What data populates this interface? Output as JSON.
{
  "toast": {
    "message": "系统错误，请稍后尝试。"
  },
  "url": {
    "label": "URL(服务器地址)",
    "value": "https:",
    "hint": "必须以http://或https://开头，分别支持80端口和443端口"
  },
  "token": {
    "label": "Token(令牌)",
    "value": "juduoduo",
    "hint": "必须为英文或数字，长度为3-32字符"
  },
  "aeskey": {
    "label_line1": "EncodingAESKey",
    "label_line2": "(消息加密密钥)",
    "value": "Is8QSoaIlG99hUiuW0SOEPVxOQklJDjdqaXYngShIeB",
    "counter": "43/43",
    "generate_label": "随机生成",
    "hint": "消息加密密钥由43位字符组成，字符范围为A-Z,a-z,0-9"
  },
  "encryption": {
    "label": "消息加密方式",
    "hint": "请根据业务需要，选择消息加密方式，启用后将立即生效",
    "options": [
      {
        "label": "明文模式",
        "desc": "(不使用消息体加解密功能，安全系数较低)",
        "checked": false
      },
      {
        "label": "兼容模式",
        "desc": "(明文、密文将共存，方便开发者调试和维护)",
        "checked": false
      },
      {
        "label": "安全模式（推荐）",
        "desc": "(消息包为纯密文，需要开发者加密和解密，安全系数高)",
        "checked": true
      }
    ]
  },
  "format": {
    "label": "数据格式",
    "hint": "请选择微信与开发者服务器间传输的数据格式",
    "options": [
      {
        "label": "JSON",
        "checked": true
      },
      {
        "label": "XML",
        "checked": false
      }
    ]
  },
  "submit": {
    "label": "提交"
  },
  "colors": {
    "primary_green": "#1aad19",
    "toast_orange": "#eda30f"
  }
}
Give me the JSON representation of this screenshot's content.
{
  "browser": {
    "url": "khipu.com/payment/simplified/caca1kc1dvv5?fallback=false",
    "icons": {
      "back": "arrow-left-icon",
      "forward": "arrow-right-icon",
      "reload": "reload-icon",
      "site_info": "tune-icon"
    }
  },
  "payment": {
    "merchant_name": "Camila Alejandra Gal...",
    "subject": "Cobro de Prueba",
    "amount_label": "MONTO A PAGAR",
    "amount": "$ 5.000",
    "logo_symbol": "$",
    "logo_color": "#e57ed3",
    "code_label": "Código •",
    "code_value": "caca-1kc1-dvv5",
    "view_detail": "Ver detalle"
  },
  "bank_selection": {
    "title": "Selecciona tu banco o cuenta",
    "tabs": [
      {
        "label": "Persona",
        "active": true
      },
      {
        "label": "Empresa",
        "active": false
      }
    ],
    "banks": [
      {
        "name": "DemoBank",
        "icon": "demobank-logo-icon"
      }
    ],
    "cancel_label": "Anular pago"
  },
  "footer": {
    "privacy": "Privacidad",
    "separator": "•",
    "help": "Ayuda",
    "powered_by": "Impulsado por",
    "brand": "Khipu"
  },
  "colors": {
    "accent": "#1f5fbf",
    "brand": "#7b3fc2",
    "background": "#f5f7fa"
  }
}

[Aim of the exercise] Retype the records that precede this task, keeping them exactly the same.

[Written answer]
What data populates this interface? Output as JSON.
{
  "toast": {
    "message": "系统错误，请稍后尝试。"
  },
  "url": {
    "label": "URL(服务器地址)",
    "value": "https:",
    "hint": "必须以http://或https://开头，分别支持80端口和443端口"
  },
  "token": {
    "label": "Token(令牌)",
    "value": "juduoduo",
    "hint": "必须为英文或数字，长度为3-32字符"
  },
  "aeskey": {
    "label_line1": "EncodingAESKey",
    "label_line2": "(消息加密密钥)",
    "value": "Is8QSoaIlG99hUiuW0SOEPVxOQklJDjdqaXYngShIeB",
    "counter": "43/43",
    "generate_label": "随机生成",
    "hint": "消息加密密钥由43位字符组成，字符范围为A-Z,a-z,0-9"
  },
  "encryption": {
    "label": "消息加密方式",
    "hint": "请根据业务需要，选择消息加密方式，启用后将立即生效",
    "options": [
      {
        "label": "明文模式",
        "desc": "(不使用消息体加解密功能，安全系数较低)",
        "checked": false
      },
      {
        "label": "兼容模式",
        "desc": "(明文、密文将共存，方便开发者调试和维护)",
        "checked": false
      },
      {
        "label": "安全模式（推荐）",
        "desc": "(消息包为纯密文，需要开发者加密和解密，安全系数高)",
        "checked": true
      }
    ]
  },
  "format": {
    "label": "数据格式",
    "hint": "请选择微信与开发者服务器间传输的数据格式",
    "options": [
      {
        "label": "JSON",
        "checked": true
      },
      {
        "label": "XML",
        "checked": false
      }
    ]
  },
  "submit": {
    "label": "提交"
  },
  "colors": {
    "primary_green": "#1aad19",
    "toast_orange": "#eda30f"
  }
}
Give me the JSON representation of this screenshot's content.
{
  "browser": {
    "url": "khipu.com/payment/simplified/caca1kc1dvv5?fallback=false",
    "icons": {
      "back": "arrow-left-icon",
      "forward": "arrow-right-icon",
      "reload": "reload-icon",
      "site_info": "tune-icon"
    }
  },
  "payment": {
    "merchant_name": "Camila Alejandra Gal...",
    "subject": "Cobro de Prueba",
    "amount_label": "MONTO A PAGAR",
    "amount": "$ 5.000",
    "logo_symbol": "$",
    "logo_color": "#e57ed3",
    "code_label": "Código •",
    "code_value": "caca-1kc1-dvv5",
    "view_detail": "Ver detalle"
  },
  "bank_selection": {
    "title": "Selecciona tu banco o cuenta",
    "tabs": [
      {
        "label": "Persona",
        "active": true
      },
      {
        "label": "Empresa",
        "active": false
      }
    ],
    "banks": [
      {
        "name": "DemoBank",
        "icon": "demobank-logo-icon"
      }
    ],
    "cancel_label": "Anular pago"
  },
  "footer": {
    "privacy": "Privacidad",
    "separator": "•",
    "help": "Ayuda",
    "powered_by": "Impulsado por",
    "brand": "Khipu"
  },
  "colors": {
    "accent": "#1f5fbf",
    "brand": "#7b3fc2",
    "background": "#f5f7fa"
  }
}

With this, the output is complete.